- _Exercise_
Of the lines below, how many hold the string "title"? Give only the number.

- _Material for this task_
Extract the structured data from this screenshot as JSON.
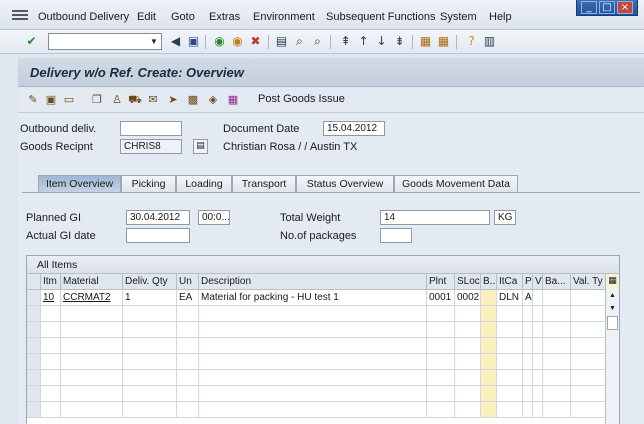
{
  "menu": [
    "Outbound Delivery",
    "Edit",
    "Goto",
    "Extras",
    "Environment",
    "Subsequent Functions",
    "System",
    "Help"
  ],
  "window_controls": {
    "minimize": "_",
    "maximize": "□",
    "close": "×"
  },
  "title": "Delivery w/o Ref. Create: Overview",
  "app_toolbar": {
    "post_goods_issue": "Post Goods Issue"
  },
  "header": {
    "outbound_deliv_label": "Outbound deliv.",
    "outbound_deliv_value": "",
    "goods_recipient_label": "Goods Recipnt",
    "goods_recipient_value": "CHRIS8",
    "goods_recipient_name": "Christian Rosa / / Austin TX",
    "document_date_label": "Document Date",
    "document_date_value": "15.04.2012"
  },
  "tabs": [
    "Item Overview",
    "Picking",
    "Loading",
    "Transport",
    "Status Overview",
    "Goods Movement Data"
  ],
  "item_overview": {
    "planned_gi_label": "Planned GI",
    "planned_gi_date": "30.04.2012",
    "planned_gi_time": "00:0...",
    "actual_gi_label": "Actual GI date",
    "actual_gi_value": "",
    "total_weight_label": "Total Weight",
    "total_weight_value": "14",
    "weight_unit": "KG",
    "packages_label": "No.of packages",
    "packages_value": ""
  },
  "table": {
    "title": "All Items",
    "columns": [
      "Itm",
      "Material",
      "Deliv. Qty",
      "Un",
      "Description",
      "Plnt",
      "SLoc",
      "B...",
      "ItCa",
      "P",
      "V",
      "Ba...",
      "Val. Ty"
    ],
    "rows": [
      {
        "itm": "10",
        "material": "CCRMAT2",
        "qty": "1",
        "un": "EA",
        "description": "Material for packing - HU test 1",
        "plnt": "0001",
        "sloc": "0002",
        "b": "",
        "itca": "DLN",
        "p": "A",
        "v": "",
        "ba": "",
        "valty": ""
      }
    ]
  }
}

- _Exercise answer_
2